◆ **The request**
Transcribe all the entries word for word, but omit the images.

** begin Exercise material **

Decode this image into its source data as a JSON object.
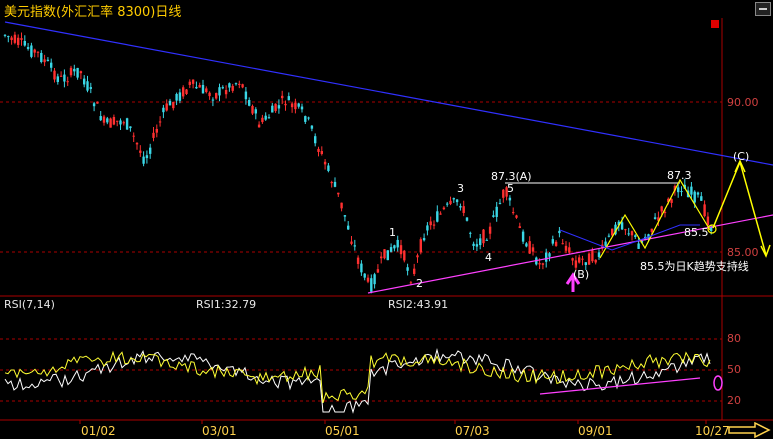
{
  "title": "美元指数(外汇汇率 8300)日线",
  "price_axis": [
    "90.00",
    "85.00"
  ],
  "rsi": {
    "label": "RSI(7,14)",
    "rsi1": "RSI1:32.79",
    "rsi2": "RSI2:43.91",
    "levels": [
      "80",
      "50",
      "20"
    ]
  },
  "dates": [
    "01/02",
    "03/01",
    "05/01",
    "07/03",
    "09/01",
    "10/27"
  ],
  "wave_labels": {
    "w1": "1",
    "w2": "2",
    "w3": "3",
    "w4": "4",
    "w5": "5",
    "A": "87.3(A)",
    "B": "(B)",
    "C": "(C)",
    "peak": "87.3",
    "support": "85.5"
  },
  "support_note": "85.5为日K趋势支持线",
  "colors": {
    "background": "#000000",
    "up_candle": "#ff3030",
    "down_candle": "#3ad7e6",
    "trendline_down": "#3030ff",
    "trendline_support": "#ff40ff",
    "projection": "#ffff00",
    "rsi1": "#ffffff",
    "rsi2": "#ffff33",
    "grid": "#aa0000"
  }
}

** end Exercise material **

◆ **Answer to the task**
Decode this image into its source data as a JSON object.
{
  "title": "美元指数(外汇汇率 8300)日线",
  "price_axis": [
    "90.00",
    "85.00"
  ],
  "rsi": {
    "label": "RSI(7,14)",
    "rsi1": "RSI1:32.79",
    "rsi2": "RSI2:43.91",
    "levels": [
      "80",
      "50",
      "20"
    ]
  },
  "dates": [
    "01/02",
    "03/01",
    "05/01",
    "07/03",
    "09/01",
    "10/27"
  ],
  "wave_labels": {
    "w1": "1",
    "w2": "2",
    "w3": "3",
    "w4": "4",
    "w5": "5",
    "A": "87.3(A)",
    "B": "(B)",
    "C": "(C)",
    "peak": "87.3",
    "support": "85.5"
  },
  "support_note": "85.5为日K趋势支持线",
  "colors": {
    "background": "#000000",
    "up_candle": "#ff3030",
    "down_candle": "#3ad7e6",
    "trendline_down": "#3030ff",
    "trendline_support": "#ff40ff",
    "projection": "#ffff00",
    "rsi1": "#ffffff",
    "rsi2": "#ffff33",
    "grid": "#aa0000"
  }
}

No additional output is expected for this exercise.